(Rows from a dataset)
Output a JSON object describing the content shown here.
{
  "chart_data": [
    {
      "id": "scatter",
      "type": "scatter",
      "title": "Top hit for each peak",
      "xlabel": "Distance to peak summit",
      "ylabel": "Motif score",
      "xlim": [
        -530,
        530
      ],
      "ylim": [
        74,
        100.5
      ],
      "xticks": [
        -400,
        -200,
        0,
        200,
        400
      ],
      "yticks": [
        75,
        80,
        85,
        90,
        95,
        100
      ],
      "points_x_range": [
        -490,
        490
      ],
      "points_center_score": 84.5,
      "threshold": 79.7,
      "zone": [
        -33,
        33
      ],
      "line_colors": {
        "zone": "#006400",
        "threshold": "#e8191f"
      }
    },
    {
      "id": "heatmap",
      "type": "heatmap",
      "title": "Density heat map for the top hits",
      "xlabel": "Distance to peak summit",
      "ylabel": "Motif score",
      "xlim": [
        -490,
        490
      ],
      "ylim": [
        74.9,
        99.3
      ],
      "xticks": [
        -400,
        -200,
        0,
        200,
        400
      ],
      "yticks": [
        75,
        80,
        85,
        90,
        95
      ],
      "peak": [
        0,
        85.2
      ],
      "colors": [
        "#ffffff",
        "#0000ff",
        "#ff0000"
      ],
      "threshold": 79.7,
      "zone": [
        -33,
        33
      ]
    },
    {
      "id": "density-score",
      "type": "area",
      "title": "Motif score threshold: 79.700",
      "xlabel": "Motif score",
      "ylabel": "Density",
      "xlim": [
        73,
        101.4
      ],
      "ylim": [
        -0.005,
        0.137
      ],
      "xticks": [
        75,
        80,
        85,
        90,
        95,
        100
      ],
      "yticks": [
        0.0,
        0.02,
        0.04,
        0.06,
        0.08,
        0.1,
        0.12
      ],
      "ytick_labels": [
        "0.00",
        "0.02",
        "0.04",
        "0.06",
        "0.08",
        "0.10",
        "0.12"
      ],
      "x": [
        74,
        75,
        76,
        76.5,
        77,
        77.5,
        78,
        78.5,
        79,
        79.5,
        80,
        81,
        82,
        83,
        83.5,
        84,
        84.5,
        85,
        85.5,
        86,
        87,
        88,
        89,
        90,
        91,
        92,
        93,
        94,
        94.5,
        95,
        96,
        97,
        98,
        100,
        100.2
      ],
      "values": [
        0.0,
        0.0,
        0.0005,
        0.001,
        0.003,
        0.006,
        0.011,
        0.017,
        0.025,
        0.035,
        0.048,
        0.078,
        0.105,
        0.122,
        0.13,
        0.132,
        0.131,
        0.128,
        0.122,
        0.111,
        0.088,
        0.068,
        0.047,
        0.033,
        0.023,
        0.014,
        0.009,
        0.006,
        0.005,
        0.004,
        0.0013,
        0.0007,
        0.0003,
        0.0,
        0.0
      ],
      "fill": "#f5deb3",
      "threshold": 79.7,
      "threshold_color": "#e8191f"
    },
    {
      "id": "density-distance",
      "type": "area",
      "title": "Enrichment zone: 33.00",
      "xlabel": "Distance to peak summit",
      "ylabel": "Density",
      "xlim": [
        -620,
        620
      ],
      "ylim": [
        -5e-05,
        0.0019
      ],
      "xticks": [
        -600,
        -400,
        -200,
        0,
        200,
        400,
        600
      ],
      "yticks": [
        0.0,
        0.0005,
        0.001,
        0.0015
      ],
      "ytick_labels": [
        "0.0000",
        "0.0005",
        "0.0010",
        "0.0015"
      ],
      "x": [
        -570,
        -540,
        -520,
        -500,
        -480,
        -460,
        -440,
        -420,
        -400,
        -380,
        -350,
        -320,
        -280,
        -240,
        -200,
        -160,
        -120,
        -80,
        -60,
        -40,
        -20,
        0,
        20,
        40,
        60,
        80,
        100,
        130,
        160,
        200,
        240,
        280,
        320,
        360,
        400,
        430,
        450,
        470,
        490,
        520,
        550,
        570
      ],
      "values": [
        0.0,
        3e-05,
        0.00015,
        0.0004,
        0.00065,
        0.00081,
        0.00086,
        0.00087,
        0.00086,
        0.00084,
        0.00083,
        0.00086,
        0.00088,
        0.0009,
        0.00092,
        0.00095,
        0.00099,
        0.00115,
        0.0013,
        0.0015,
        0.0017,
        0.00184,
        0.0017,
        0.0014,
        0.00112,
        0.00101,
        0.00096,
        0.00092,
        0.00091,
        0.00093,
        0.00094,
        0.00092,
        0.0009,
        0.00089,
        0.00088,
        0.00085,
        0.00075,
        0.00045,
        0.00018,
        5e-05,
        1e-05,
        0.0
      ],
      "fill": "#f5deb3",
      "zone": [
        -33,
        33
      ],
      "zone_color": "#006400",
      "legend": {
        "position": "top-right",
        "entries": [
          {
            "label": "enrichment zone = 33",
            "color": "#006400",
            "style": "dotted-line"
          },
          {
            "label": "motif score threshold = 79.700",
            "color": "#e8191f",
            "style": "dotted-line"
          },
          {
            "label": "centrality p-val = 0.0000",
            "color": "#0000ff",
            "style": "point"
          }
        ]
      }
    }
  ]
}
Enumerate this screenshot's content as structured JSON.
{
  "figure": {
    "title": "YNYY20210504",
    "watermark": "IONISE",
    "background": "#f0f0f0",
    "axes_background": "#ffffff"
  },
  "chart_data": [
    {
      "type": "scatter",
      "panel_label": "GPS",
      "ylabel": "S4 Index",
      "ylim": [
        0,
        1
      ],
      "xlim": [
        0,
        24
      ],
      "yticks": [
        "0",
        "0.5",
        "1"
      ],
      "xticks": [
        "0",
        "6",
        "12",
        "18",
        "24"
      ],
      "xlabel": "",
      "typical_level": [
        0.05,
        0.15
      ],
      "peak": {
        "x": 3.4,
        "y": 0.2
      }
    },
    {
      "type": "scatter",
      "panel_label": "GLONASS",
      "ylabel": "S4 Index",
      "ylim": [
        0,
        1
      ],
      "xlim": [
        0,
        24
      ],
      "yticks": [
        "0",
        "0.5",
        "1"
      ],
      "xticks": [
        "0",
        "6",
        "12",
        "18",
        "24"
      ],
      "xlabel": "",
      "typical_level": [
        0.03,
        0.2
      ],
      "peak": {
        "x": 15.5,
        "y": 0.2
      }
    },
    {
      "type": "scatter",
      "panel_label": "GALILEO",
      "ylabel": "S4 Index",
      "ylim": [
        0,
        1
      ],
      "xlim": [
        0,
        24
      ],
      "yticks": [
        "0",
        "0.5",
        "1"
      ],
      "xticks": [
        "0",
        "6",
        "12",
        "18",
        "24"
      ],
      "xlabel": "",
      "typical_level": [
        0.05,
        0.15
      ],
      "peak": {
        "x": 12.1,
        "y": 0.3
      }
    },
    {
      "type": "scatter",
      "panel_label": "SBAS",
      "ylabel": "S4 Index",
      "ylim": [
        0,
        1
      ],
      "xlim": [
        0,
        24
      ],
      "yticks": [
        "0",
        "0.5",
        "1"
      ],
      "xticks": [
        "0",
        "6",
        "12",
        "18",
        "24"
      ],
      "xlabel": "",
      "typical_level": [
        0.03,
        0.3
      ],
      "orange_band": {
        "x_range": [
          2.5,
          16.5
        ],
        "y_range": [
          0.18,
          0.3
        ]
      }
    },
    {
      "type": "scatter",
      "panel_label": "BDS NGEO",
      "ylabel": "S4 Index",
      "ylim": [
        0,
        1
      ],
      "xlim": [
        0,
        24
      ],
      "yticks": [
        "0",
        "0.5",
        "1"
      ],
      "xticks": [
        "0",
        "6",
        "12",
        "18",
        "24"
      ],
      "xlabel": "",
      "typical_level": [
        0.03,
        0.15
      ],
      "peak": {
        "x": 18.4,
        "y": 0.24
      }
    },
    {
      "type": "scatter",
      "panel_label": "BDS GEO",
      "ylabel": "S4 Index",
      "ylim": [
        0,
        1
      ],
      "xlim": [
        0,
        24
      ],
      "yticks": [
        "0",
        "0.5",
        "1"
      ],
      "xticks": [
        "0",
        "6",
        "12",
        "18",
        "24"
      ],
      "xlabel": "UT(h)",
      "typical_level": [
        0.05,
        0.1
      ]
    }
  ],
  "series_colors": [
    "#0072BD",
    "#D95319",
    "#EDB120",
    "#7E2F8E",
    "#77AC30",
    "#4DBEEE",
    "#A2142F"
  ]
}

#### To do
Pull every line containing "title" out of the records.

#### Exercise response
      "title": "Top hit for each peak",
      "title": "Density heat map for the top hits",
      "title": "Motif score threshold: 79.700",
      "title": "Enrichment zone: 33.00",
    "title": "YNYY20210504",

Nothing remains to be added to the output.